--- start ---
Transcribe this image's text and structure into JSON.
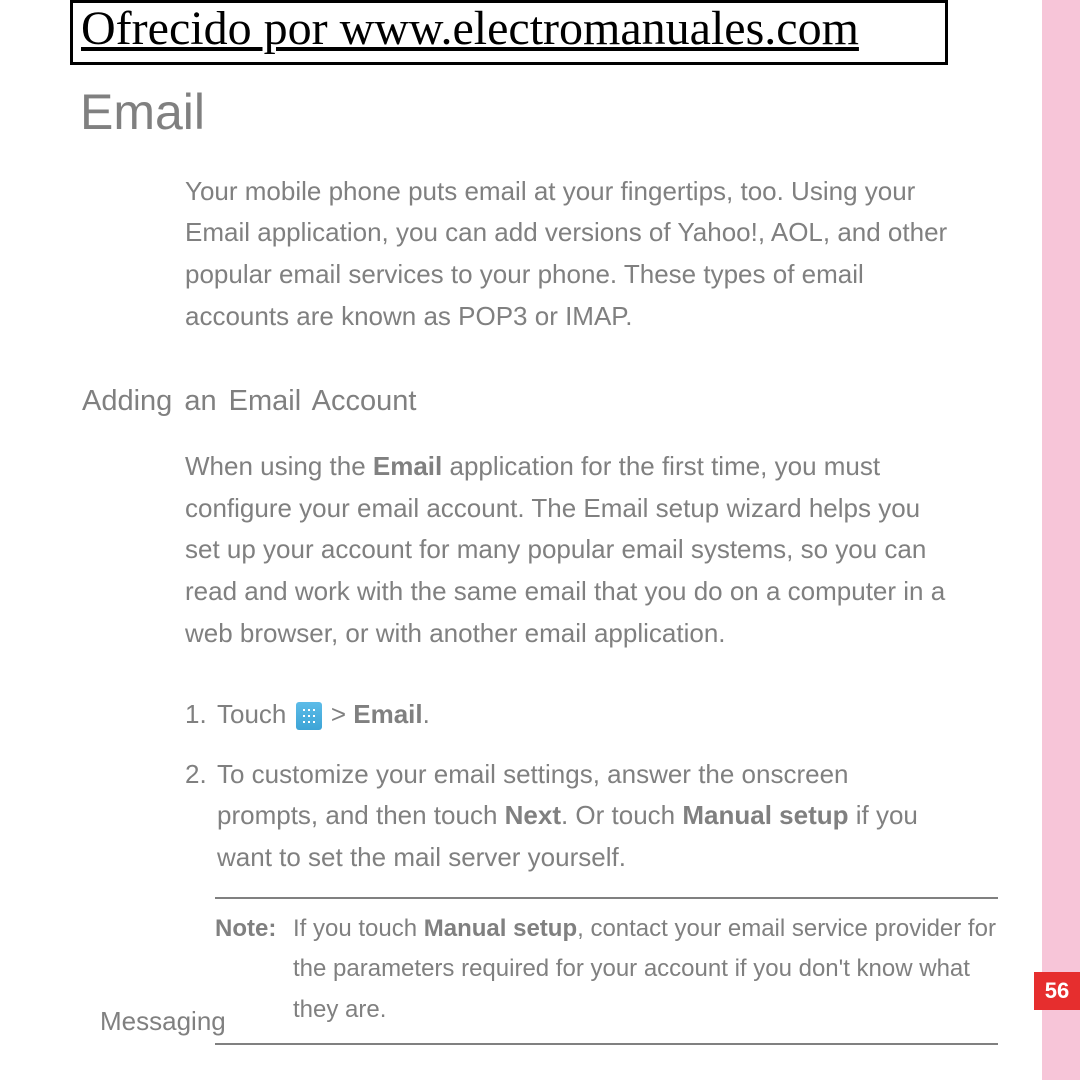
{
  "header": {
    "watermark": "Ofrecido por www.electromanuales.com"
  },
  "section": {
    "title": "Email",
    "intro": "Your mobile phone puts email at your fingertips, too. Using your Email application, you can add versions of Yahoo!, AOL, and other popular email services to your phone. These types of email accounts are known as POP3 or IMAP."
  },
  "subsection": {
    "heading": "Adding an Email Account",
    "body_pre": "When using the ",
    "body_bold1": "Email",
    "body_post": " application for the first time, you must configure your email account. The Email setup wizard helps you set up your account for many popular email systems, so you can read and work with the same email that you do on a computer in a web browser, or with another email application."
  },
  "steps": {
    "s1": {
      "num": "1.",
      "t1": "Touch ",
      "t2": " > ",
      "bold": "Email",
      "t3": "."
    },
    "s2": {
      "num": "2.",
      "t1": "To customize your email settings, answer the onscreen prompts, and then touch ",
      "b1": "Next",
      "t2": ". Or touch ",
      "b2": "Manual setup",
      "t3": " if you want to set the mail server yourself."
    }
  },
  "note": {
    "label": "Note:",
    "t1": "If you touch ",
    "b1": "Manual setup",
    "t2": ", contact your email service provider for the parameters required for your account if you don't know what they are."
  },
  "footer": {
    "chapter": "Messaging",
    "page": "56"
  }
}
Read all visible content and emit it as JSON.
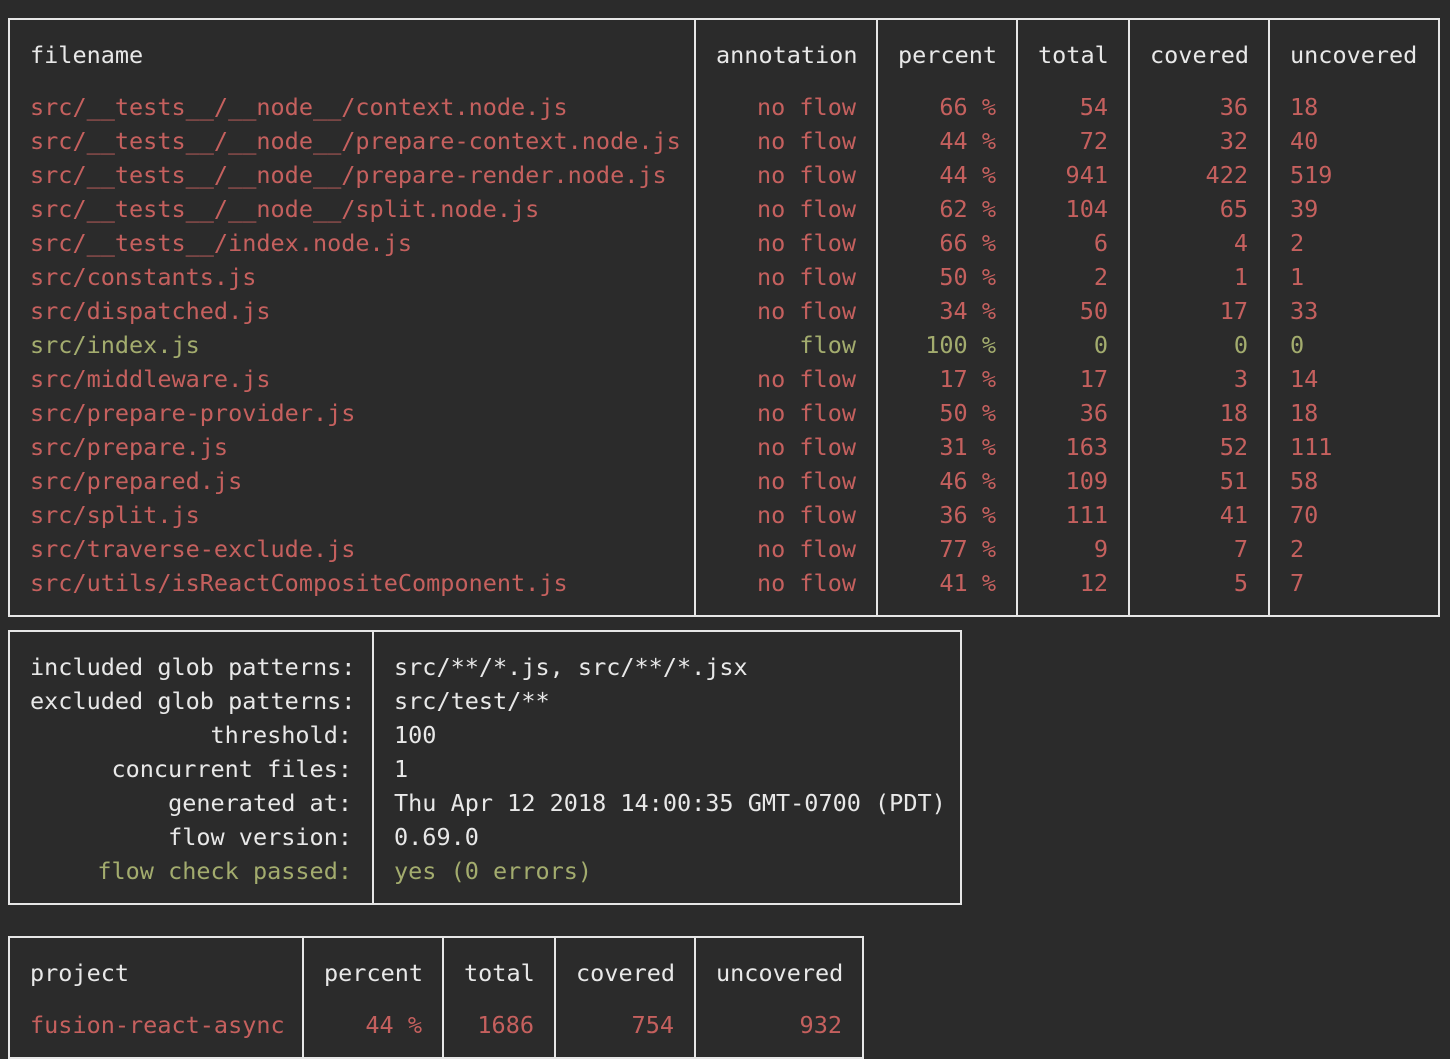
--- end ---
• **Problem to work on**
Your answer should be one number: the count of lines in the data above that include the word "JSON".

• **Full answer**
2